Retype the listing that follows, exactly as written.

(Entries taken from a collection)
========================
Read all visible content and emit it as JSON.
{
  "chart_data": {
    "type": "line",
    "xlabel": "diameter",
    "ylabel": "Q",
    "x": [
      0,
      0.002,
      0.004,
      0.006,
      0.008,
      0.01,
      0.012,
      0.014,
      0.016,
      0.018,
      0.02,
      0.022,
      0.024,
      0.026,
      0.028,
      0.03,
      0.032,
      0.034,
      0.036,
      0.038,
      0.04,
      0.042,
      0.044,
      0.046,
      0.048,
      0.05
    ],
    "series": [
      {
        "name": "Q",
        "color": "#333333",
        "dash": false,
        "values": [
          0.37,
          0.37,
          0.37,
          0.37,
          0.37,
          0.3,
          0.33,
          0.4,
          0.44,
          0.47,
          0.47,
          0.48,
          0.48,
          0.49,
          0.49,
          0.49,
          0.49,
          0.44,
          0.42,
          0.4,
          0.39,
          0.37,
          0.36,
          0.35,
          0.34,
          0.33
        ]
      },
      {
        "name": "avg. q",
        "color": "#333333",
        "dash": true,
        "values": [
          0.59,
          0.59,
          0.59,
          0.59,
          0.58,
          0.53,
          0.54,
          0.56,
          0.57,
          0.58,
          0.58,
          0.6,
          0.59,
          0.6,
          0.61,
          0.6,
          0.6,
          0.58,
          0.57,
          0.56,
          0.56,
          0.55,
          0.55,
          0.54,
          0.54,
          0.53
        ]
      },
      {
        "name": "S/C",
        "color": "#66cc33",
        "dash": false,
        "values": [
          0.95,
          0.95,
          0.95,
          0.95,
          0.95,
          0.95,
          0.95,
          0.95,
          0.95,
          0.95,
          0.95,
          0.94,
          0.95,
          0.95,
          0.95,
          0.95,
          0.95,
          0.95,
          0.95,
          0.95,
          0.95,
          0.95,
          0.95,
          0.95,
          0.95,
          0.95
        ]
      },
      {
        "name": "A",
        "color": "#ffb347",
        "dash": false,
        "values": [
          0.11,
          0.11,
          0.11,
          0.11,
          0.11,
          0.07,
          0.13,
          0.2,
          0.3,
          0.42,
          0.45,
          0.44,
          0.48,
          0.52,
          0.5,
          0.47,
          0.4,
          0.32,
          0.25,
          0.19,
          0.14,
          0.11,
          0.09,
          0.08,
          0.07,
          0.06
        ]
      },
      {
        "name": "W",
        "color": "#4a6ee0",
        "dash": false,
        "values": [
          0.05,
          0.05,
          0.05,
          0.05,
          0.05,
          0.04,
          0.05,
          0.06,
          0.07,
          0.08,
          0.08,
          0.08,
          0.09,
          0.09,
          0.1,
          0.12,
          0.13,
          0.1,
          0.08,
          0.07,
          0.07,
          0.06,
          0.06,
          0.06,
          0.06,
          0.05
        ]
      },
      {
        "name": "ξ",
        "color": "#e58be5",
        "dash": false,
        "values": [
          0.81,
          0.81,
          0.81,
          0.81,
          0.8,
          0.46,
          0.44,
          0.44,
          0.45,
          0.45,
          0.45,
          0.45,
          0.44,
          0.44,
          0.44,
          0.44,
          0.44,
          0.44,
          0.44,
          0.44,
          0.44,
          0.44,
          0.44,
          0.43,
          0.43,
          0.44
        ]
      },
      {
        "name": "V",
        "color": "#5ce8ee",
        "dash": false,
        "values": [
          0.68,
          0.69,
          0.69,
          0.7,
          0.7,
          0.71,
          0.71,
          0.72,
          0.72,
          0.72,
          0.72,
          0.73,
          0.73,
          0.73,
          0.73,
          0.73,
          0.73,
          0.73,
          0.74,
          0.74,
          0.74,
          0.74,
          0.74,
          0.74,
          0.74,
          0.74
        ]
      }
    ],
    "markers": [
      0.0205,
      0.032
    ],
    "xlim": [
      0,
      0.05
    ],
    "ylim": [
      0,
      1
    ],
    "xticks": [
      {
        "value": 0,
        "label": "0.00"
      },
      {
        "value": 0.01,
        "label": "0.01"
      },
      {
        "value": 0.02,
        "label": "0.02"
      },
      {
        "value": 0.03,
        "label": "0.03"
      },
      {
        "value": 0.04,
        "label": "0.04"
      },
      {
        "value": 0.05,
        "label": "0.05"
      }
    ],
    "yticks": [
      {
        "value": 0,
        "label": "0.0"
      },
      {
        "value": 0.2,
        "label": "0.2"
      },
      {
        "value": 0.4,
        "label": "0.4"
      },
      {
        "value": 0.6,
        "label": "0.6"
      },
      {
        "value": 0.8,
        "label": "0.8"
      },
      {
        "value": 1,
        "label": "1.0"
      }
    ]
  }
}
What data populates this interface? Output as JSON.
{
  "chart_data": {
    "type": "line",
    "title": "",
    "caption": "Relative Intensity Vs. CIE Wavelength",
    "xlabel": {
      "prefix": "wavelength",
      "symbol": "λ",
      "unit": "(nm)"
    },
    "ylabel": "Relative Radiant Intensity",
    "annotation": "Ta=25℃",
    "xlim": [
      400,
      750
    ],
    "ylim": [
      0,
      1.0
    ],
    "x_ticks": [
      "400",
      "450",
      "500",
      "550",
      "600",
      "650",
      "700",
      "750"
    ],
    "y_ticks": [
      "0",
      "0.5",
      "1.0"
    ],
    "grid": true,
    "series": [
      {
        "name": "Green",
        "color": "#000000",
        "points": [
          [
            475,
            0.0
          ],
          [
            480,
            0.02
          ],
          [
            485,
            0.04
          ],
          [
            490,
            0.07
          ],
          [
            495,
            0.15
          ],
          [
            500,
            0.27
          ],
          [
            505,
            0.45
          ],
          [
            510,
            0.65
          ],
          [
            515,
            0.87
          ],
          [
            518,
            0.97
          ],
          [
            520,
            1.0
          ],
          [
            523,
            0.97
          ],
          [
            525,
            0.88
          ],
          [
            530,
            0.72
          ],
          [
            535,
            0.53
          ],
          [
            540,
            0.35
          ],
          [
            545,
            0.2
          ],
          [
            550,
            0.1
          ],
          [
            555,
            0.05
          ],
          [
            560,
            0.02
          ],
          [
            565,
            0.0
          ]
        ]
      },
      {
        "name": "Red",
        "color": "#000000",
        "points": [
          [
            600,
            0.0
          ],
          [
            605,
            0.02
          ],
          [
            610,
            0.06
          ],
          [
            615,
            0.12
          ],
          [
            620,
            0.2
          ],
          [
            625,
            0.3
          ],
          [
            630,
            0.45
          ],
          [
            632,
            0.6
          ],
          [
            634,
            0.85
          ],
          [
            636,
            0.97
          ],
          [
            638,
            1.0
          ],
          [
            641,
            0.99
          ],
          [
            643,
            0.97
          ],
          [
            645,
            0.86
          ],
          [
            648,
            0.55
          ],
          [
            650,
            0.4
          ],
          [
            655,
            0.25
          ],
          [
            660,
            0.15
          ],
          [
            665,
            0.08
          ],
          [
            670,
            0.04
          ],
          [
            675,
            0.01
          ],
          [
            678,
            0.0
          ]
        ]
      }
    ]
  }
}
========================
■ **WORKED ANSWER**
Read all visible content and emit it as JSON.
{
  "chart_data": {
    "type": "line",
    "xlabel": "diameter",
    "ylabel": "Q",
    "x": [
      0,
      0.002,
      0.004,
      0.006,
      0.008,
      0.01,
      0.012,
      0.014,
      0.016,
      0.018,
      0.02,
      0.022,
      0.024,
      0.026,
      0.028,
      0.03,
      0.032,
      0.034,
      0.036,
      0.038,
      0.04,
      0.042,
      0.044,
      0.046,
      0.048,
      0.05
    ],
    "series": [
      {
        "name": "Q",
        "color": "#333333",
        "dash": false,
        "values": [
          0.37,
          0.37,
          0.37,
          0.37,
          0.37,
          0.3,
          0.33,
          0.4,
          0.44,
          0.47,
          0.47,
          0.48,
          0.48,
          0.49,
          0.49,
          0.49,
          0.49,
          0.44,
          0.42,
          0.4,
          0.39,
          0.37,
          0.36,
          0.35,
          0.34,
          0.33
        ]
      },
      {
        "name": "avg. q",
        "color": "#333333",
        "dash": true,
        "values": [
          0.59,
          0.59,
          0.59,
          0.59,
          0.58,
          0.53,
          0.54,
          0.56,
          0.57,
          0.58,
          0.58,
          0.6,
          0.59,
          0.6,
          0.61,
          0.6,
          0.6,
          0.58,
          0.57,
          0.56,
          0.56,
          0.55,
          0.55,
          0.54,
          0.54,
          0.53
        ]
      },
      {
        "name": "S/C",
        "color": "#66cc33",
        "dash": false,
        "values": [
          0.95,
          0.95,
          0.95,
          0.95,
          0.95,
          0.95,
          0.95,
          0.95,
          0.95,
          0.95,
          0.95,
          0.94,
          0.95,
          0.95,
          0.95,
          0.95,
          0.95,
          0.95,
          0.95,
          0.95,
          0.95,
          0.95,
          0.95,
          0.95,
          0.95,
          0.95
        ]
      },
      {
        "name": "A",
        "color": "#ffb347",
        "dash": false,
        "values": [
          0.11,
          0.11,
          0.11,
          0.11,
          0.11,
          0.07,
          0.13,
          0.2,
          0.3,
          0.42,
          0.45,
          0.44,
          0.48,
          0.52,
          0.5,
          0.47,
          0.4,
          0.32,
          0.25,
          0.19,
          0.14,
          0.11,
          0.09,
          0.08,
          0.07,
          0.06
        ]
      },
      {
        "name": "W",
        "color": "#4a6ee0",
        "dash": false,
        "values": [
          0.05,
          0.05,
          0.05,
          0.05,
          0.05,
          0.04,
          0.05,
          0.06,
          0.07,
          0.08,
          0.08,
          0.08,
          0.09,
          0.09,
          0.1,
          0.12,
          0.13,
          0.1,
          0.08,
          0.07,
          0.07,
          0.06,
          0.06,
          0.06,
          0.06,
          0.05
        ]
      },
      {
        "name": "ξ",
        "color": "#e58be5",
        "dash": false,
        "values": [
          0.81,
          0.81,
          0.81,
          0.81,
          0.8,
          0.46,
          0.44,
          0.44,
          0.45,
          0.45,
          0.45,
          0.45,
          0.44,
          0.44,
          0.44,
          0.44,
          0.44,
          0.44,
          0.44,
          0.44,
          0.44,
          0.44,
          0.44,
          0.43,
          0.43,
          0.44
        ]
      },
      {
        "name": "V",
        "color": "#5ce8ee",
        "dash": false,
        "values": [
          0.68,
          0.69,
          0.69,
          0.7,
          0.7,
          0.71,
          0.71,
          0.72,
          0.72,
          0.72,
          0.72,
          0.73,
          0.73,
          0.73,
          0.73,
          0.73,
          0.73,
          0.73,
          0.74,
          0.74,
          0.74,
          0.74,
          0.74,
          0.74,
          0.74,
          0.74
        ]
      }
    ],
    "markers": [
      0.0205,
      0.032
    ],
    "xlim": [
      0,
      0.05
    ],
    "ylim": [
      0,
      1
    ],
    "xticks": [
      {
        "value": 0,
        "label": "0.00"
      },
      {
        "value": 0.01,
        "label": "0.01"
      },
      {
        "value": 0.02,
        "label": "0.02"
      },
      {
        "value": 0.03,
        "label": "0.03"
      },
      {
        "value": 0.04,
        "label": "0.04"
      },
      {
        "value": 0.05,
        "label": "0.05"
      }
    ],
    "yticks": [
      {
        "value": 0,
        "label": "0.0"
      },
      {
        "value": 0.2,
        "label": "0.2"
      },
      {
        "value": 0.4,
        "label": "0.4"
      },
      {
        "value": 0.6,
        "label": "0.6"
      },
      {
        "value": 0.8,
        "label": "0.8"
      },
      {
        "value": 1,
        "label": "1.0"
      }
    ]
  }
}
What data populates this interface? Output as JSON.
{
  "chart_data": {
    "type": "line",
    "title": "",
    "caption": "Relative Intensity Vs. CIE Wavelength",
    "xlabel": {
      "prefix": "wavelength",
      "symbol": "λ",
      "unit": "(nm)"
    },
    "ylabel": "Relative Radiant Intensity",
    "annotation": "Ta=25℃",
    "xlim": [
      400,
      750
    ],
    "ylim": [
      0,
      1.0
    ],
    "x_ticks": [
      "400",
      "450",
      "500",
      "550",
      "600",
      "650",
      "700",
      "750"
    ],
    "y_ticks": [
      "0",
      "0.5",
      "1.0"
    ],
    "grid": true,
    "series": [
      {
        "name": "Green",
        "color": "#000000",
        "points": [
          [
            475,
            0.0
          ],
          [
            480,
            0.02
          ],
          [
            485,
            0.04
          ],
          [
            490,
            0.07
          ],
          [
            495,
            0.15
          ],
          [
            500,
            0.27
          ],
          [
            505,
            0.45
          ],
          [
            510,
            0.65
          ],
          [
            515,
            0.87
          ],
          [
            518,
            0.97
          ],
          [
            520,
            1.0
          ],
          [
            523,
            0.97
          ],
          [
            525,
            0.88
          ],
          [
            530,
            0.72
          ],
          [
            535,
            0.53
          ],
          [
            540,
            0.35
          ],
          [
            545,
            0.2
          ],
          [
            550,
            0.1
          ],
          [
            555,
            0.05
          ],
          [
            560,
            0.02
          ],
          [
            565,
            0.0
          ]
        ]
      },
      {
        "name": "Red",
        "color": "#000000",
        "points": [
          [
            600,
            0.0
          ],
          [
            605,
            0.02
          ],
          [
            610,
            0.06
          ],
          [
            615,
            0.12
          ],
          [
            620,
            0.2
          ],
          [
            625,
            0.3
          ],
          [
            630,
            0.45
          ],
          [
            632,
            0.6
          ],
          [
            634,
            0.85
          ],
          [
            636,
            0.97
          ],
          [
            638,
            1.0
          ],
          [
            641,
            0.99
          ],
          [
            643,
            0.97
          ],
          [
            645,
            0.86
          ],
          [
            648,
            0.55
          ],
          [
            650,
            0.4
          ],
          [
            655,
            0.25
          ],
          [
            660,
            0.15
          ],
          [
            665,
            0.08
          ],
          [
            670,
            0.04
          ],
          [
            675,
            0.01
          ],
          [
            678,
            0.0
          ]
        ]
      }
    ]
  }
}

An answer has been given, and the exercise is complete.